> [SOURCE]:
----

Each year you’re building up that pool of loyal customers, but it takes time before that revenue will make up a meaningful portion of your total sales.

I’ve worked with/for brands that have been in business for decades, doing $50M+ per year from customers who were acquired 10+ years ago. Those businesses can drive seven figures of upside from retention optimization BUT it takes decades to get there.

A big part of retention strategy for a young brand is avoiding negative influences and red herrings. When it comes to the latest SaaS you see hyped up on Twitter, you need to have the strength to say “not today, Satan”.

These are my recommendations on where to focus at each stage of growth, so you can be sure that your retention efforts actually make you money.

One caveat before we begin: this advice is applicable to the average mono-brand eCommerce business. Some brands–especially luxury/high AUR brands–focus on cultivating a small but loyal base of big spenders. This advice doesn’t fully apply to that business model.

Retention Strategies For Brands With $0-2M Annual Revenue

At this stage, you are trying to crack product/market fit for your first key acquisition channel. Repeat customer revenue is not going to be a significant percent of total sales, maxing out around $50-200k per year.

Something you need to realize about retention: some of your customers will repeat purchase, even if you do nothing. Retention marketing lifts that baseline retention rate, but there is a hard ceiling on your gains. It’s hard to get more than 40 of every 100 new customers to repeat purchase without engineering it into your product mix and/or business model.

What that means: realistically, you’re not going to drive more than $5-20k in true incremental benefit from retention activities at this stage. It’s not a high leverage use of your time. Work on cracking PMF and scaling first.

A lot of founders will use retention as a way of ignoring PMF issues. They’ll ingest SaaS sponcon success stories about much larger brands, then try to email their way out of bad PMF. Not going to happen. Eat the frog and fix your product/ price/ offer/ ad creative/ etc.

This doesn’t mean you should ignore email and SMS entirely. Here is what I would focus on:

  • Pick a low cost, low effort email service provider that integrates seamlessly with your eCom platform. You should not be paying an integrator $25k to set up an abandoned cart flow. You should not be paying $35k/year for an ESP at this size.

----

> [STORED DATA]:
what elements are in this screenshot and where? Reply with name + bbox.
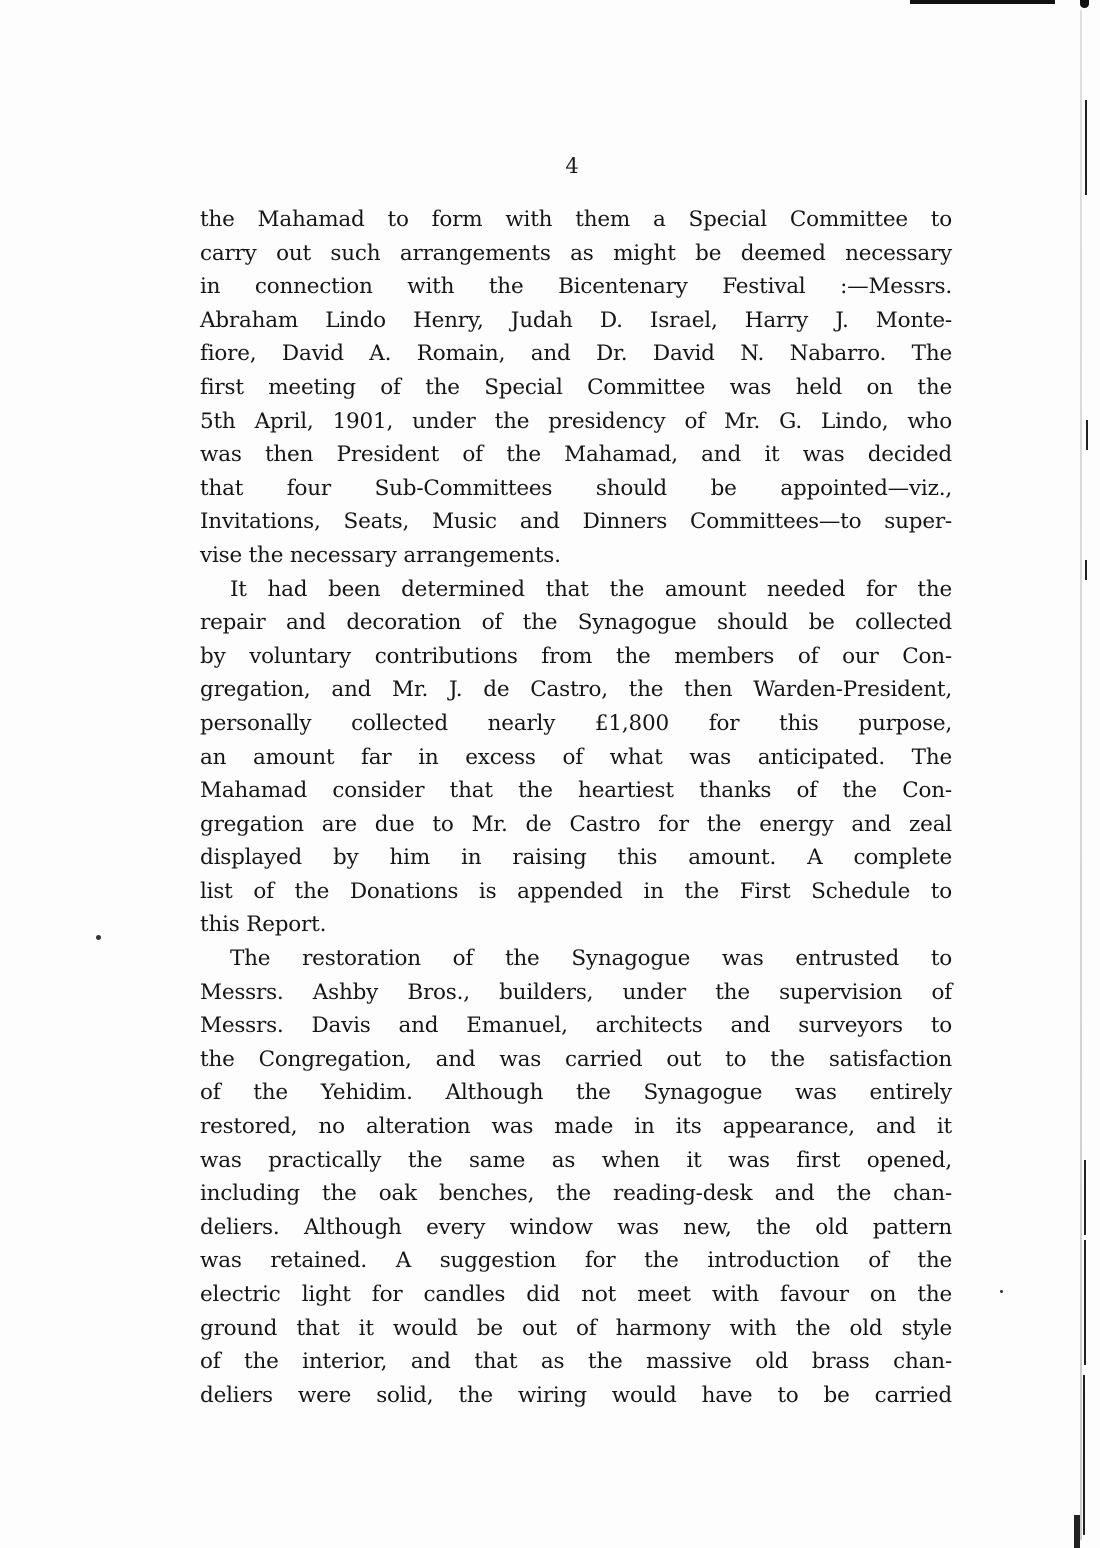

----

> [REQUIRED ACTIONS]:
A – In the text on retention strategy, around what yearly amount does repeat customer revenue max out for brands with $0-2M annual revenue?
B – Repeat word for word the passage of the retention text from "A lot of founders" to "at this size.".

> [SOLUTIONS]:
A – Around $50-200k per year.

B –
A lot of founders will use retention as a way of ignoring PMF issues. They’ll ingest SaaS sponcon success stories about much larger brands, then try to email their way out of bad PMF. Not going to happen. Eat the frog and fix your product/ price/ offer/ ad creative/ etc.

This doesn’t mean you should ignore email and SMS entirely. Here is what I would focus on:

  • Pick a low cost, low effort email service provider that integrates seamlessly with your eCom platform. You should not be paying an integrator $25k to set up an abandoned cart flow. You should not be paying $35k/year for an ESP at this size.